Structured figure records:
▬▬▬▬▬▬
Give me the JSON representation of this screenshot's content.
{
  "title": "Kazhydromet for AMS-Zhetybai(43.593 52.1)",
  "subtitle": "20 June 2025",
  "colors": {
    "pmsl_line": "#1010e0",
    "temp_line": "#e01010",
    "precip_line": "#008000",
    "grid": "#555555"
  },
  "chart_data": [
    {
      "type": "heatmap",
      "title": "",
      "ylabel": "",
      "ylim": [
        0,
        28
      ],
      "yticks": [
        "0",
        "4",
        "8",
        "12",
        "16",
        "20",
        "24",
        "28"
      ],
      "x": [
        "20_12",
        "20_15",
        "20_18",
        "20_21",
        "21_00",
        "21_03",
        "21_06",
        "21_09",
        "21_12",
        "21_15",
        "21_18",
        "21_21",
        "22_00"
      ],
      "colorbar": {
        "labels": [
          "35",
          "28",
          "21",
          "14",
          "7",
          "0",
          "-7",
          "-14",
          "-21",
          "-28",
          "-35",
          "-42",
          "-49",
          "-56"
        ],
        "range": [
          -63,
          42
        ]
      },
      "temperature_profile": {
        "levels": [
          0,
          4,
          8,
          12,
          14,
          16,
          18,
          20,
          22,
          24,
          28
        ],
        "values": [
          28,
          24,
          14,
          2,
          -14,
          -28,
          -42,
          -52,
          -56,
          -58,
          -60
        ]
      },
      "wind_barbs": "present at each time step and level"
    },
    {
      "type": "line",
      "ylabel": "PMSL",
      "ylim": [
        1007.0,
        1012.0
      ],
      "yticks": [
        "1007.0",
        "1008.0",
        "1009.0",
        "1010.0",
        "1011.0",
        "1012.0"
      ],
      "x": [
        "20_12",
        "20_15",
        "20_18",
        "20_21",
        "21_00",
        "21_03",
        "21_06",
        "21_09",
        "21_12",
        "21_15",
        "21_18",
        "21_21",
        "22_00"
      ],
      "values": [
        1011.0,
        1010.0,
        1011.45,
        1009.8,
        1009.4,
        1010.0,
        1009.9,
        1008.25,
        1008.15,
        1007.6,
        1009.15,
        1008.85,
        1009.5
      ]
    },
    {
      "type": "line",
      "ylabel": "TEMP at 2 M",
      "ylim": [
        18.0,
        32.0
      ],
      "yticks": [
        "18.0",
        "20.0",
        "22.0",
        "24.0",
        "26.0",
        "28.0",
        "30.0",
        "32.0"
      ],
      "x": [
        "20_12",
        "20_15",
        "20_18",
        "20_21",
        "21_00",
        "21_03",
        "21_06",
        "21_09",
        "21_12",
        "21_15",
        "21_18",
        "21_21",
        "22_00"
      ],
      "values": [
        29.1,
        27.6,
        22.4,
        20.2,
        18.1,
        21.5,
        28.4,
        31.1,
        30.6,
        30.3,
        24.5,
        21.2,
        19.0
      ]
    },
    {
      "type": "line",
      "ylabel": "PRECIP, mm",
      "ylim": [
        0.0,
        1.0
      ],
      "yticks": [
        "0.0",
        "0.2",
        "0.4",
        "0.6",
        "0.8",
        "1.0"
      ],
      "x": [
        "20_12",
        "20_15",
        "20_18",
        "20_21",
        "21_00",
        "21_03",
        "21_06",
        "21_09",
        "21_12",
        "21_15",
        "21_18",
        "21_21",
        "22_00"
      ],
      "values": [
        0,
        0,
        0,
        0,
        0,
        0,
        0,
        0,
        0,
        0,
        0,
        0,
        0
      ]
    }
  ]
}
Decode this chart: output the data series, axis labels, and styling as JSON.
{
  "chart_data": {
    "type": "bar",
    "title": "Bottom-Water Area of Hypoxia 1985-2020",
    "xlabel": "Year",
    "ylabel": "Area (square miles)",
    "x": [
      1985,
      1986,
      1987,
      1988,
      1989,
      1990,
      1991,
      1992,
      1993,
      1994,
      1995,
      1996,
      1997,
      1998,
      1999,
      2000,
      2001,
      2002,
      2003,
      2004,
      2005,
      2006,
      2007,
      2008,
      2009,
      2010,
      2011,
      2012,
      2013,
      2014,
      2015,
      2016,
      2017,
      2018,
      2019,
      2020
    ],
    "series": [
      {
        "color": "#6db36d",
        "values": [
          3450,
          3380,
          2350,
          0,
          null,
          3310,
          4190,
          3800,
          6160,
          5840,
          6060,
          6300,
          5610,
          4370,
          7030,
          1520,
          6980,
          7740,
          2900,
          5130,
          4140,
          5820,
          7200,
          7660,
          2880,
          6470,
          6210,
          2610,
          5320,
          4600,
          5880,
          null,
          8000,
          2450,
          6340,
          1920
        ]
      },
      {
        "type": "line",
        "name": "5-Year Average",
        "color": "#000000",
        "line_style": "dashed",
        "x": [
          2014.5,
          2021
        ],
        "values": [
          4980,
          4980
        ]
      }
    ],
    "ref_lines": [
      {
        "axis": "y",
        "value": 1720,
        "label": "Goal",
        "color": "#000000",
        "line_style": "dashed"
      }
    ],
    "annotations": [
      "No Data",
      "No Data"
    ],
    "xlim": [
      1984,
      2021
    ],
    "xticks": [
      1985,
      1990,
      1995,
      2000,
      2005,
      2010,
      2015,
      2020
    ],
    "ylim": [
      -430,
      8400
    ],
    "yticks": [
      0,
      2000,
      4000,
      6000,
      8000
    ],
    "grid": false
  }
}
▬▬▬▬▬▬
PROBLEM DETAILS — Work out how many lines above have the string "axis" in them, and give only the number.

ANSWER IN FULL — 2